[Figure collection entries]

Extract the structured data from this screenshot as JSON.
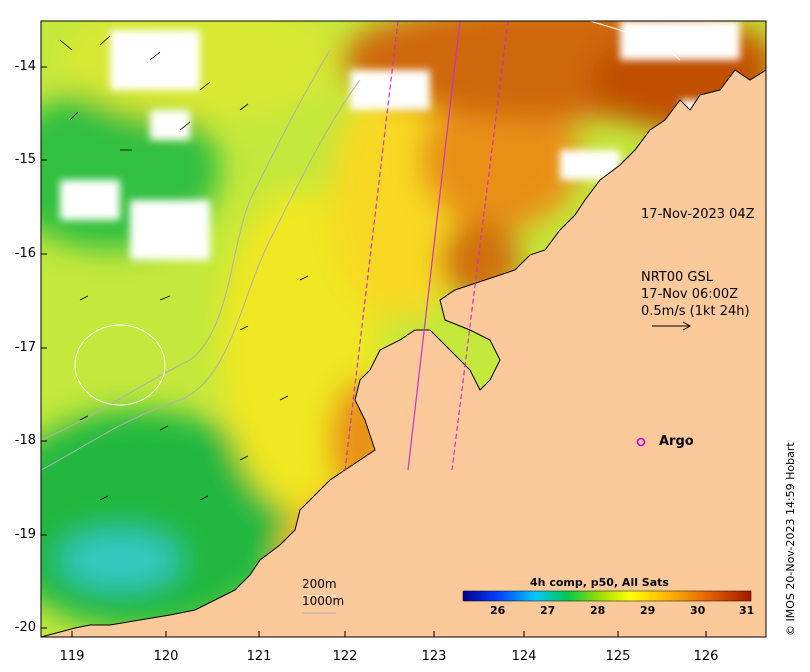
{
  "map": {
    "lon_range": [
      118.6,
      126.75
    ],
    "lat_range": [
      -20.1,
      -13.55
    ],
    "x_ticks": [
      "119",
      "120",
      "121",
      "122",
      "123",
      "124",
      "125",
      "126"
    ],
    "y_ticks": [
      "-14",
      "-15",
      "-16",
      "-17",
      "-18",
      "-19",
      "-20"
    ],
    "colors": {
      "land": "#fcc99a",
      "cloud": "#ffffff",
      "argo": "#e000e0",
      "track": "#cc33cc",
      "coast": "#000000"
    }
  },
  "annotations": {
    "swath_time": "17-Nov-2023 04Z",
    "current_model": "NRT00 GSL",
    "current_time": "17-Nov 06:00Z",
    "current_scale": "0.5m/s (1kt 24h)"
  },
  "argo": {
    "label": "Argo",
    "lon": 125.3,
    "lat": -18.0
  },
  "contours": {
    "label_200m": "200m",
    "label_1000m": "1000m"
  },
  "colorbar": {
    "title": "4h comp, p50, All Sats",
    "ticks": [
      "26",
      "27",
      "28",
      "29",
      "30",
      "31"
    ],
    "range": [
      25.2,
      31.0
    ]
  },
  "credit": "© IMOS 20-Nov-2023 14:59 Hobart"
}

- [Exercise details]: Drop the images and repeat the data exactly.

- [Completed exercise]:
Extract the structured data from this screenshot as JSON.
{
  "map": {
    "lon_range": [
      118.6,
      126.75
    ],
    "lat_range": [
      -20.1,
      -13.55
    ],
    "x_ticks": [
      "119",
      "120",
      "121",
      "122",
      "123",
      "124",
      "125",
      "126"
    ],
    "y_ticks": [
      "-14",
      "-15",
      "-16",
      "-17",
      "-18",
      "-19",
      "-20"
    ],
    "colors": {
      "land": "#fcc99a",
      "cloud": "#ffffff",
      "argo": "#e000e0",
      "track": "#cc33cc",
      "coast": "#000000"
    }
  },
  "annotations": {
    "swath_time": "17-Nov-2023 04Z",
    "current_model": "NRT00 GSL",
    "current_time": "17-Nov 06:00Z",
    "current_scale": "0.5m/s (1kt 24h)"
  },
  "argo": {
    "label": "Argo",
    "lon": 125.3,
    "lat": -18.0
  },
  "contours": {
    "label_200m": "200m",
    "label_1000m": "1000m"
  },
  "colorbar": {
    "title": "4h comp, p50, All Sats",
    "ticks": [
      "26",
      "27",
      "28",
      "29",
      "30",
      "31"
    ],
    "range": [
      25.2,
      31.0
    ]
  },
  "credit": "© IMOS 20-Nov-2023 14:59 Hobart"
}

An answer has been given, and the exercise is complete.